» GOAL
What is the number of lines in these entries that include "image"? Write that number and no other text.
____ EXERCISE MATERIALS
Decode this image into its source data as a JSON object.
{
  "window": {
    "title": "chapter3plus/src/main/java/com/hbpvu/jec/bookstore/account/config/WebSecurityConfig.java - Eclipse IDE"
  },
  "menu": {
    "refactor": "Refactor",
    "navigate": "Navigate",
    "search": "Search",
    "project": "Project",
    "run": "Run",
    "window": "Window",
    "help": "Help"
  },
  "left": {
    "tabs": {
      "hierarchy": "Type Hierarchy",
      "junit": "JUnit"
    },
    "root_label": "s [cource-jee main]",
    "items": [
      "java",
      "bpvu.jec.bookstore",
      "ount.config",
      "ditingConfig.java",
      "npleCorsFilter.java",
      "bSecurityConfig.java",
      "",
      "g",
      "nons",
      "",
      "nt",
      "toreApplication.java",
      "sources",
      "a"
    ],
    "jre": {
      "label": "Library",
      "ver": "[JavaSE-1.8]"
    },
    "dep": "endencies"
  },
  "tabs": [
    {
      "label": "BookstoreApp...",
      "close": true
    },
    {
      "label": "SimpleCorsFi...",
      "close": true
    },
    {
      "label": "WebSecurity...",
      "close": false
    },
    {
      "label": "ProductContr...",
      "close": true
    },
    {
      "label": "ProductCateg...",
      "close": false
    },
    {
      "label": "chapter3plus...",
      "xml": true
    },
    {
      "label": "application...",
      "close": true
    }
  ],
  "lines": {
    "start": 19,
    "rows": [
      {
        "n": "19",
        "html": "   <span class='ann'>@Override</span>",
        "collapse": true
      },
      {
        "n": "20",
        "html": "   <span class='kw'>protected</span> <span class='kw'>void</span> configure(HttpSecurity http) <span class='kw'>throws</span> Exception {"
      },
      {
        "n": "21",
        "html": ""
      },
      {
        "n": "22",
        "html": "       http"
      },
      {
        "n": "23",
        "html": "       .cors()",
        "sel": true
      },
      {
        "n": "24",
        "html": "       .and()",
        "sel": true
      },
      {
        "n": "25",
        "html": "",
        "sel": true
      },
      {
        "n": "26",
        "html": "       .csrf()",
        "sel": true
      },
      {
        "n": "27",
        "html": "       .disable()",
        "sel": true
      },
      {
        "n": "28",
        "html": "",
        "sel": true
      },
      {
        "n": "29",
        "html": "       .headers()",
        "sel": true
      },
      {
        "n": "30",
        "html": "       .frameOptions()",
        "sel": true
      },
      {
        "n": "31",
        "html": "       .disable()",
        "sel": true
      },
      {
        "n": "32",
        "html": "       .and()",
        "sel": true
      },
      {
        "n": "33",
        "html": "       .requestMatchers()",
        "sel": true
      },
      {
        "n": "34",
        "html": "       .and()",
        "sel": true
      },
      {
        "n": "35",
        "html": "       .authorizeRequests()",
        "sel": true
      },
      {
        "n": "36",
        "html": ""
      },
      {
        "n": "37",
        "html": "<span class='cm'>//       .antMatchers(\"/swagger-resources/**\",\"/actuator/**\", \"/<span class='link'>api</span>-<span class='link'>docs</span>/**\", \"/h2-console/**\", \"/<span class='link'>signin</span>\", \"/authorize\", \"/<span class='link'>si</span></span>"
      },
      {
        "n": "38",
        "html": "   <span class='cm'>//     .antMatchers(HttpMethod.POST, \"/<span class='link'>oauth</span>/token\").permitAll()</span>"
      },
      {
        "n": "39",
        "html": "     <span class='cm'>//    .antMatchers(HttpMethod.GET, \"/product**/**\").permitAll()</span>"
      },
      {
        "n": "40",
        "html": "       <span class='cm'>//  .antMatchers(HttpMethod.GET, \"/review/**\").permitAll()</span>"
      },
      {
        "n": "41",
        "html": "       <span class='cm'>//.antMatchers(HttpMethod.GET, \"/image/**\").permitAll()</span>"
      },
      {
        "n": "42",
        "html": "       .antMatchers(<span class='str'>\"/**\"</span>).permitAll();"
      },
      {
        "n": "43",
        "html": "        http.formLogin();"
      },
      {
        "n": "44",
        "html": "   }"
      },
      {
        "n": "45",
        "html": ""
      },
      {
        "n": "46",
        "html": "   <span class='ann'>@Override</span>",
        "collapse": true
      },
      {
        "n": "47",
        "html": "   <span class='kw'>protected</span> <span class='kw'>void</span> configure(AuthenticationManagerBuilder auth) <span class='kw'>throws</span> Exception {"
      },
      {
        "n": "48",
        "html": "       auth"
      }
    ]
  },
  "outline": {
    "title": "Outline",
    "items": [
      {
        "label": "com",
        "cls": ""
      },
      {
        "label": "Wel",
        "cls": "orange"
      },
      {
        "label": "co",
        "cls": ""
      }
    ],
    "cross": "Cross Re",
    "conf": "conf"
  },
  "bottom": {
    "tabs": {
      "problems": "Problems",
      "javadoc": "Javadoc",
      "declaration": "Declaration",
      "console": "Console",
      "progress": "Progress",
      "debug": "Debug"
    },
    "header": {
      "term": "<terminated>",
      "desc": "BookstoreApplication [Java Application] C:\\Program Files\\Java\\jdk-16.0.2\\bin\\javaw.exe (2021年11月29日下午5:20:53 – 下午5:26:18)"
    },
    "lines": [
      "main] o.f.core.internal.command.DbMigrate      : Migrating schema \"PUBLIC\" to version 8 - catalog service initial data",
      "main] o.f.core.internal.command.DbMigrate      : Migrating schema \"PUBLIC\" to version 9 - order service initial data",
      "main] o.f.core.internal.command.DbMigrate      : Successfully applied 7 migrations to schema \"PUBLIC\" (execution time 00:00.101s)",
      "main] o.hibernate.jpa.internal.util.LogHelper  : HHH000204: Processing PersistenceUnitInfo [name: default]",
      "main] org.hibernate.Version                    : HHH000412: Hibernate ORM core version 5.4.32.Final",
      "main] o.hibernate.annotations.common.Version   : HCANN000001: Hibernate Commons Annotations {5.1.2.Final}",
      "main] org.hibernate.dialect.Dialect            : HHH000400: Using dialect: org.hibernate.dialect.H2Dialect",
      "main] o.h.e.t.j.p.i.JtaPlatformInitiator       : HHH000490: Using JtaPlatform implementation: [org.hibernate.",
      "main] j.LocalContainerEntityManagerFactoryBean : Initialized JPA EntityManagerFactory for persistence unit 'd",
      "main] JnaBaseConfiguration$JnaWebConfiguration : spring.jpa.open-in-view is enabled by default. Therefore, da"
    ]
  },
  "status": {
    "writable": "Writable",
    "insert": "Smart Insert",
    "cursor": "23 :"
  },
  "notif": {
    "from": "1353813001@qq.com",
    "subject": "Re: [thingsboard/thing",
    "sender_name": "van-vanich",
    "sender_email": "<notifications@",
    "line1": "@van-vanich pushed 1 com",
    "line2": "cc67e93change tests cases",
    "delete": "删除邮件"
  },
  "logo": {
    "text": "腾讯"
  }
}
________
» IN RESPONSE
2